▶ [Brief] Repeat the listing in full, preserving every character.

[Stored data]
* * *

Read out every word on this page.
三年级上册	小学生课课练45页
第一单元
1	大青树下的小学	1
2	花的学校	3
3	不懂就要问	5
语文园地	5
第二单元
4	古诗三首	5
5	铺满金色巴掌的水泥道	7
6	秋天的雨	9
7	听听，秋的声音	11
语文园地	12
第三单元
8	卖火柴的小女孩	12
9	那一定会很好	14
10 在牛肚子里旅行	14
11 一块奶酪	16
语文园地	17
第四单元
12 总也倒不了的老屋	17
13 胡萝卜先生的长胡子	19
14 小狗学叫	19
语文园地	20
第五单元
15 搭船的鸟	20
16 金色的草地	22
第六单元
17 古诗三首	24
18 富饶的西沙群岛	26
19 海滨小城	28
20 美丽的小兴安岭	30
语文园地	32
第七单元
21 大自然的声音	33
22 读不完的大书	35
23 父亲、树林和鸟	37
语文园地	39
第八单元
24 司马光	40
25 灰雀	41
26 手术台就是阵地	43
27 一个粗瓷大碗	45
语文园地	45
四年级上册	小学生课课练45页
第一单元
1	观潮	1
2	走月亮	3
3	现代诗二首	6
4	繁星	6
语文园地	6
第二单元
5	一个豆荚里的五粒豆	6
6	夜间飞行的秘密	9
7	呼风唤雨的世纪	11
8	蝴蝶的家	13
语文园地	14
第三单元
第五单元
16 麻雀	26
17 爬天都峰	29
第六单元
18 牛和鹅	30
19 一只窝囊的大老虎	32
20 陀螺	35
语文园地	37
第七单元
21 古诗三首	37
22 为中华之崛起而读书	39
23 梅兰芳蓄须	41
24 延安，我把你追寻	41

* * *

▶ [Answer for this exercise]
Read out every word on this page.
三年级上册	小学生课课练45页
第一单元
1	大青树下的小学	1
2	花的学校	3
3	不懂就要问	5
语文园地	5
第二单元
4	古诗三首	5
5	铺满金色巴掌的水泥道	7
6	秋天的雨	9
7	听听，秋的声音	11
语文园地	12
第三单元
8	卖火柴的小女孩	12
9	那一定会很好	14
10 在牛肚子里旅行	14
11 一块奶酪	16
语文园地	17
第四单元
12 总也倒不了的老屋	17
13 胡萝卜先生的长胡子	19
14 小狗学叫	19
语文园地	20
第五单元
15 搭船的鸟	20
16 金色的草地	22
第六单元
17 古诗三首	24
18 富饶的西沙群岛	26
19 海滨小城	28
20 美丽的小兴安岭	30
语文园地	32
第七单元
21 大自然的声音	33
22 读不完的大书	35
23 父亲、树林和鸟	37
语文园地	39
第八单元
24 司马光	40
25 灰雀	41
26 手术台就是阵地	43
27 一个粗瓷大碗	45
语文园地	45
四年级上册	小学生课课练45页
第一单元
1	观潮	1
2	走月亮	3
3	现代诗二首	6
4	繁星	6
语文园地	6
第二单元
5	一个豆荚里的五粒豆	6
6	夜间飞行的秘密	9
7	呼风唤雨的世纪	11
8	蝴蝶的家	13
语文园地	14
第三单元
第五单元
16 麻雀	26
17 爬天都峰	29
第六单元
18 牛和鹅	30
19 一只窝囊的大老虎	32
20 陀螺	35
语文园地	37
第七单元
21 古诗三首	37
22 为中华之崛起而读书	39
23 梅兰芳蓄须	41
24 延安，我把你追寻	41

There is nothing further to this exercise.